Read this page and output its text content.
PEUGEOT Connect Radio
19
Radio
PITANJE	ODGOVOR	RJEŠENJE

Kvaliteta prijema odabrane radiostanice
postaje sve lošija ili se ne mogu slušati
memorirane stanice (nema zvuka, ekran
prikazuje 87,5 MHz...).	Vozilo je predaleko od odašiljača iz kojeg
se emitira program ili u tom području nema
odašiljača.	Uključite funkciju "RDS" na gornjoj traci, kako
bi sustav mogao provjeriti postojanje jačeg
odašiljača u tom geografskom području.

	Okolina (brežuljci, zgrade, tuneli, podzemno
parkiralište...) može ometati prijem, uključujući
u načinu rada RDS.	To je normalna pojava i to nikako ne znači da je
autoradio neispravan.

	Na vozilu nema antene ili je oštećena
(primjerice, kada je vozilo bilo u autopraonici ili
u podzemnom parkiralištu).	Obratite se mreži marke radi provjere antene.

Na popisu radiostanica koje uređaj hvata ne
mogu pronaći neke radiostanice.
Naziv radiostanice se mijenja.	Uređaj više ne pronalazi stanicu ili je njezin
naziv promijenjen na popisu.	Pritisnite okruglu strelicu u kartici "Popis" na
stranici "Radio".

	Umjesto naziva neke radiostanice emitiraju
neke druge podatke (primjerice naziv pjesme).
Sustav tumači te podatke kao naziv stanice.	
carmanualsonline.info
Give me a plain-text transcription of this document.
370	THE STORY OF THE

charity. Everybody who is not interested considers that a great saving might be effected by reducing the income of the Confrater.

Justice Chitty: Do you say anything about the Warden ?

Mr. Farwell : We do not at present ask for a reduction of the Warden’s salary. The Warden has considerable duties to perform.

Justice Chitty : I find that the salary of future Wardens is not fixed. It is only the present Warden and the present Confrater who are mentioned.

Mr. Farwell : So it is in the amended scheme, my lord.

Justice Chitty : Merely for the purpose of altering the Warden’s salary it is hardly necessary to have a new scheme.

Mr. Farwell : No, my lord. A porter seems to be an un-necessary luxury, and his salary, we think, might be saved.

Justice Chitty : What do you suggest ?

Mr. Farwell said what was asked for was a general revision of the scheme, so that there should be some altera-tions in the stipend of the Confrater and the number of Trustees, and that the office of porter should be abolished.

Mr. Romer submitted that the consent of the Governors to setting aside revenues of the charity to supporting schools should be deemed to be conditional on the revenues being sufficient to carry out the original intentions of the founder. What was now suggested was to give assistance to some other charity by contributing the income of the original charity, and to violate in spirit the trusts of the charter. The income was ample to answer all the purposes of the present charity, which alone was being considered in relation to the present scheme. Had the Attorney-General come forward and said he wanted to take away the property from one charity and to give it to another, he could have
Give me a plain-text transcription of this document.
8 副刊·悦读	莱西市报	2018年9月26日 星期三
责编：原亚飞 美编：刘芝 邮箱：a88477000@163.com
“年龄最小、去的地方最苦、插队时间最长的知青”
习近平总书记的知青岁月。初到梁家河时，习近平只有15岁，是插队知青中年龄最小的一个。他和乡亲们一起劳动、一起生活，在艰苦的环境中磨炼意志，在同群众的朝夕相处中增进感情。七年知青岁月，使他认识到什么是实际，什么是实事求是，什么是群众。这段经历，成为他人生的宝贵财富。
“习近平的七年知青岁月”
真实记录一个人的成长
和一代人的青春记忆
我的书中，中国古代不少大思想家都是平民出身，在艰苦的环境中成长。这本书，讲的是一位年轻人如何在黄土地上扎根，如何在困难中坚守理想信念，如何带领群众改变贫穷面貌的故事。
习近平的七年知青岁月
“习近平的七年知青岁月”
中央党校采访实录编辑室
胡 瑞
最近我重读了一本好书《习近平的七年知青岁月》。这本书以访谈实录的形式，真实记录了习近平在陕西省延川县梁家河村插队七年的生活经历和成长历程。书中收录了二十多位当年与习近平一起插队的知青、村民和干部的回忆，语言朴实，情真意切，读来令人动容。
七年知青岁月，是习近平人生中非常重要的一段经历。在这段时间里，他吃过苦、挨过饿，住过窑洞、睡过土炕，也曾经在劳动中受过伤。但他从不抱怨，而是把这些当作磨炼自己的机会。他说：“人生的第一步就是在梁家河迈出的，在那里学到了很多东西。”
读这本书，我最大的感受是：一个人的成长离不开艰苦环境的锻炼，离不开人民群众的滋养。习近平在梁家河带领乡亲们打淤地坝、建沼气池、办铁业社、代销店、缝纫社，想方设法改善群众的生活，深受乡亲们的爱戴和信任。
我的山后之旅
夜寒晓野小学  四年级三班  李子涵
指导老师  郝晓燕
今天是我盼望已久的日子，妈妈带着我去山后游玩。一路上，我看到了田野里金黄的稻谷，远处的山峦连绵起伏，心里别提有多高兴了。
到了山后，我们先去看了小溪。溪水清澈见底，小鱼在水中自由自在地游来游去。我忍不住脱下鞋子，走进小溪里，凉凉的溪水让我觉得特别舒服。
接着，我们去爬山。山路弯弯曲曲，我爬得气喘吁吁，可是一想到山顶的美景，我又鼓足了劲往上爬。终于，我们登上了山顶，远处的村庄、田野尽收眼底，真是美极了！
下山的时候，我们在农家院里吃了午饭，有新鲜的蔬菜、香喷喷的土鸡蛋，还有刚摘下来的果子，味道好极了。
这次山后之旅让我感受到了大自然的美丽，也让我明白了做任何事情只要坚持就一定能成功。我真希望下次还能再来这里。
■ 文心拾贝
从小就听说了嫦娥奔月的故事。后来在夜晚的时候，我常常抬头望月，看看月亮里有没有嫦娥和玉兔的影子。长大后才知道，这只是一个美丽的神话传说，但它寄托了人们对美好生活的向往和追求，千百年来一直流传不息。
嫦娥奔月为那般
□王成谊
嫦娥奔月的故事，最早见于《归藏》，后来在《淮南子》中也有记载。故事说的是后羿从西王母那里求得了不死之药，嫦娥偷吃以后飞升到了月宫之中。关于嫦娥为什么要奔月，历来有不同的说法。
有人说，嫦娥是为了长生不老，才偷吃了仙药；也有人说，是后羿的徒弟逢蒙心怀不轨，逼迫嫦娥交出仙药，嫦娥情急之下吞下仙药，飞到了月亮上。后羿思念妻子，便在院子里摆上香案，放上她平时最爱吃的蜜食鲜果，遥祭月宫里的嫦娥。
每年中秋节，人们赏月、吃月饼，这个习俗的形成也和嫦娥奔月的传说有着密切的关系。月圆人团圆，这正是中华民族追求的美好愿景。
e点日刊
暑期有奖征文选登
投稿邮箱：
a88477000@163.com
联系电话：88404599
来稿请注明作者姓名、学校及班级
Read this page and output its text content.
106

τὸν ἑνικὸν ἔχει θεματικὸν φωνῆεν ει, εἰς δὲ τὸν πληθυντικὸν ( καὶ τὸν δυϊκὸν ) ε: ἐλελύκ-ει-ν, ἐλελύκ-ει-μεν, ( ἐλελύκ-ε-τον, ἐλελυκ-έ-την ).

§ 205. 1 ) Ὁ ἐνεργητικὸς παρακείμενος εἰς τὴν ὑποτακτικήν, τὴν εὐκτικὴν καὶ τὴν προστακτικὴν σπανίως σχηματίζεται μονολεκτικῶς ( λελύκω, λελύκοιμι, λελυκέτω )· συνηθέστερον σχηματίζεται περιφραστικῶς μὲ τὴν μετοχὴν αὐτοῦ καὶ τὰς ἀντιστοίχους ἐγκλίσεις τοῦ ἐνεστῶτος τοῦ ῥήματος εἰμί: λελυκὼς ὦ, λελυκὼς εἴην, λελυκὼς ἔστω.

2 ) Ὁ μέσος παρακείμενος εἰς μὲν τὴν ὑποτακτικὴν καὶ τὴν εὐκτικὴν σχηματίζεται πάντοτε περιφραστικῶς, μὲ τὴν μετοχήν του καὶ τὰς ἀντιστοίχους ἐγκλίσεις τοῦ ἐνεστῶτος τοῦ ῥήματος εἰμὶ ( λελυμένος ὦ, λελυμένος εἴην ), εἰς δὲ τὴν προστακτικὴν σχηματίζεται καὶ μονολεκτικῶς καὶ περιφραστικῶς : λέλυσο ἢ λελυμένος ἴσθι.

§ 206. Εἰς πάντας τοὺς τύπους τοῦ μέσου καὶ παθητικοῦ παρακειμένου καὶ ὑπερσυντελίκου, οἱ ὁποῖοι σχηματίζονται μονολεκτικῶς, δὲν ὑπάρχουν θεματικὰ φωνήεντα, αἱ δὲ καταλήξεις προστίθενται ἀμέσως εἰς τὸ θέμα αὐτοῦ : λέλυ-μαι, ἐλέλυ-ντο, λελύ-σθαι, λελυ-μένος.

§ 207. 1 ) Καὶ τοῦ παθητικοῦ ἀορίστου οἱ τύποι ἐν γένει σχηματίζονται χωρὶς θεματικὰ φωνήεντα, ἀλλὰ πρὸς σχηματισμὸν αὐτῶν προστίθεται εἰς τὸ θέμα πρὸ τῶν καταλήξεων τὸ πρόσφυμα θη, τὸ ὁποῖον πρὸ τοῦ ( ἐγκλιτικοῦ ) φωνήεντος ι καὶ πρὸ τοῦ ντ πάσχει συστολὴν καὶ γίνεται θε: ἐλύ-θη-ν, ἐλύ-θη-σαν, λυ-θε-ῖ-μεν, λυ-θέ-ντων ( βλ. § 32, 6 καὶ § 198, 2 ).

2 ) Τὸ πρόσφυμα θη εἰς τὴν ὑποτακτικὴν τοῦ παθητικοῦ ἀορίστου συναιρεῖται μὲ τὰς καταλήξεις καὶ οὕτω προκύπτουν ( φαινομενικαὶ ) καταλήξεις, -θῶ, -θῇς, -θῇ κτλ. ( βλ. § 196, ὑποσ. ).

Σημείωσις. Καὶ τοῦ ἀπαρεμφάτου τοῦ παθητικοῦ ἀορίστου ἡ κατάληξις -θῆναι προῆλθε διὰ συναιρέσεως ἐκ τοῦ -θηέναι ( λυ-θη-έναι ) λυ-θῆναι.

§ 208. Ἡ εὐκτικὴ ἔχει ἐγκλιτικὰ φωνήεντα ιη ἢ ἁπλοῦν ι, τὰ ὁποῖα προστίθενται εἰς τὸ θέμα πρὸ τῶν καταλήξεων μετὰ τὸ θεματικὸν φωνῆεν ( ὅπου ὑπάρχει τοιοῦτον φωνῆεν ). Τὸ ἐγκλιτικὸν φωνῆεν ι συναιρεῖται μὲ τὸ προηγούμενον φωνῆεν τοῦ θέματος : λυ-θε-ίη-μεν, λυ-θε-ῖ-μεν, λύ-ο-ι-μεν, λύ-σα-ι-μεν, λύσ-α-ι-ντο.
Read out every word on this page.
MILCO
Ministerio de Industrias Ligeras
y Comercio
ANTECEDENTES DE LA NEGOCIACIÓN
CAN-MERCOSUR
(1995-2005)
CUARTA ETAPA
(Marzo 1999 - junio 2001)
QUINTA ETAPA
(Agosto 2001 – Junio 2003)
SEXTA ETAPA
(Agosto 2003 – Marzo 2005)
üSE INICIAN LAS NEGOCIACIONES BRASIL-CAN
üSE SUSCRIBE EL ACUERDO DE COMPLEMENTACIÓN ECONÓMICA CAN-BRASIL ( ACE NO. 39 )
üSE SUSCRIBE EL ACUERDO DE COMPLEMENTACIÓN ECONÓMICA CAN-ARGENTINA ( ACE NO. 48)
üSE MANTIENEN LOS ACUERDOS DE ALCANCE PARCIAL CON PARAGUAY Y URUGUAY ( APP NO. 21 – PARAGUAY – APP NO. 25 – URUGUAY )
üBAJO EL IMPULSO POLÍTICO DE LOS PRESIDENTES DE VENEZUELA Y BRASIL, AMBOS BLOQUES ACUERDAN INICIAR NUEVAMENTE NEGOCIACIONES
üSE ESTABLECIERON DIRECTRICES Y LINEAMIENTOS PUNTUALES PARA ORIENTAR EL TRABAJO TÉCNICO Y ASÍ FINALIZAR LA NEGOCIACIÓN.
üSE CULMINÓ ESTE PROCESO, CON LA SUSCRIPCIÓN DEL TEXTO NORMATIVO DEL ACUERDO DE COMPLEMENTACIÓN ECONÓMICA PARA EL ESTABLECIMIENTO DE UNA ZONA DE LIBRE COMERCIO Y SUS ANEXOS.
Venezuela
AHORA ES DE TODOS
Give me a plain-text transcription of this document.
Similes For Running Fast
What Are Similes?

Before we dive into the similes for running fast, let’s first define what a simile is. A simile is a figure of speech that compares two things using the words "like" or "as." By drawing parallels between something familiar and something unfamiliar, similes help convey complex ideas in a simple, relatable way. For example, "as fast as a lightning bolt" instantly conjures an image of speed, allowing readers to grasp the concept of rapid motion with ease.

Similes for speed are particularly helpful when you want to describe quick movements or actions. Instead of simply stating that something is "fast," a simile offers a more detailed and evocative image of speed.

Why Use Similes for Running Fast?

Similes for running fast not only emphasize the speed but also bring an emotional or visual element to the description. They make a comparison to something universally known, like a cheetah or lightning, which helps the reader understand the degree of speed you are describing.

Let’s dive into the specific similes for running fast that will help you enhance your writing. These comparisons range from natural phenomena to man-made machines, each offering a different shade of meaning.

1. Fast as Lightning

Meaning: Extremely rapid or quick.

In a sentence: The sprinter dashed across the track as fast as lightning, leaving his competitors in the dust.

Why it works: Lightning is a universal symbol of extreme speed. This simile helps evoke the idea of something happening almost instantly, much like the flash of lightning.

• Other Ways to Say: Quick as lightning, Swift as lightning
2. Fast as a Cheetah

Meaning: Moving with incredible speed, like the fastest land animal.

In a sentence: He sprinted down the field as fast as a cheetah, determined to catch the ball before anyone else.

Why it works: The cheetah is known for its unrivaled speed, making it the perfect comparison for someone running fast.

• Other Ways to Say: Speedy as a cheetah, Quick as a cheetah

> REQUIRED TASK: Pull out all lines containing "καταλήξεις".

> WRITTEN RESPONSE:
§ 206. Εἰς πάντας τοὺς τύπους τοῦ μέσου καὶ παθητικοῦ παρακειμένου καὶ ὑπερσυντελίκου, οἱ ὁποῖοι σχηματίζονται μονολεκτικῶς, δὲν ὑπάρχουν θεματικὰ φωνήεντα, αἱ δὲ καταλήξεις προστίθενται ἀμέσως εἰς τὸ θέμα αὐτοῦ : λέλυ-μαι, ἐλέλυ-ντο, λελύ-σθαι, λελυ-μένος.
2 ) Τὸ πρόσφυμα θη εἰς τὴν ὑποτακτικὴν τοῦ παθητικοῦ ἀορίστου συναιρεῖται μὲ τὰς καταλήξεις καὶ οὕτω προκύπτουν ( φαινομενικαὶ ) καταλήξεις, -θῶ, -θῇς, -θῇ κτλ. ( βλ. § 196, ὑποσ. ).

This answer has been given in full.